_Given data_
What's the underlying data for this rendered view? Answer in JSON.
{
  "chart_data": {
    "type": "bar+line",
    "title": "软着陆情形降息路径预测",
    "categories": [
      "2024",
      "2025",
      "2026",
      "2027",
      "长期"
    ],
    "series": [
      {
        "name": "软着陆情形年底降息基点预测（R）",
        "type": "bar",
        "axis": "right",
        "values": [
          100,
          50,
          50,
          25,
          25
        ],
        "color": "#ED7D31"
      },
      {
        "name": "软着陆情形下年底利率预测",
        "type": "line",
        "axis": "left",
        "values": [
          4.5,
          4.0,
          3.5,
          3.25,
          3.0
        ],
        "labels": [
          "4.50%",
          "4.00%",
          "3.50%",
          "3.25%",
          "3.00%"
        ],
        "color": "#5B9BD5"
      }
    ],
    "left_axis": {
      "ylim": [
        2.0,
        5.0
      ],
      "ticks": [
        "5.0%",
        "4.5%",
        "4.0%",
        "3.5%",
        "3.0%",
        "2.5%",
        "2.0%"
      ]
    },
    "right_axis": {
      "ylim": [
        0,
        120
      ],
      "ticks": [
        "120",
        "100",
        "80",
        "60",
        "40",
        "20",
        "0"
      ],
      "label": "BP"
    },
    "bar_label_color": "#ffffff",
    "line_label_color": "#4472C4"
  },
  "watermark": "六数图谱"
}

_What you will do_
Repeat each record in full; every line must match exactly.

_Exercise response_
What's the underlying data for this rendered view? Answer in JSON.
{
  "chart_data": {
    "type": "bar+line",
    "title": "软着陆情形降息路径预测",
    "categories": [
      "2024",
      "2025",
      "2026",
      "2027",
      "长期"
    ],
    "series": [
      {
        "name": "软着陆情形年底降息基点预测（R）",
        "type": "bar",
        "axis": "right",
        "values": [
          100,
          50,
          50,
          25,
          25
        ],
        "color": "#ED7D31"
      },
      {
        "name": "软着陆情形下年底利率预测",
        "type": "line",
        "axis": "left",
        "values": [
          4.5,
          4.0,
          3.5,
          3.25,
          3.0
        ],
        "labels": [
          "4.50%",
          "4.00%",
          "3.50%",
          "3.25%",
          "3.00%"
        ],
        "color": "#5B9BD5"
      }
    ],
    "left_axis": {
      "ylim": [
        2.0,
        5.0
      ],
      "ticks": [
        "5.0%",
        "4.5%",
        "4.0%",
        "3.5%",
        "3.0%",
        "2.5%",
        "2.0%"
      ]
    },
    "right_axis": {
      "ylim": [
        0,
        120
      ],
      "ticks": [
        "120",
        "100",
        "80",
        "60",
        "40",
        "20",
        "0"
      ],
      "label": "BP"
    },
    "bar_label_color": "#ffffff",
    "line_label_color": "#4472C4"
  },
  "watermark": "六数图谱"
}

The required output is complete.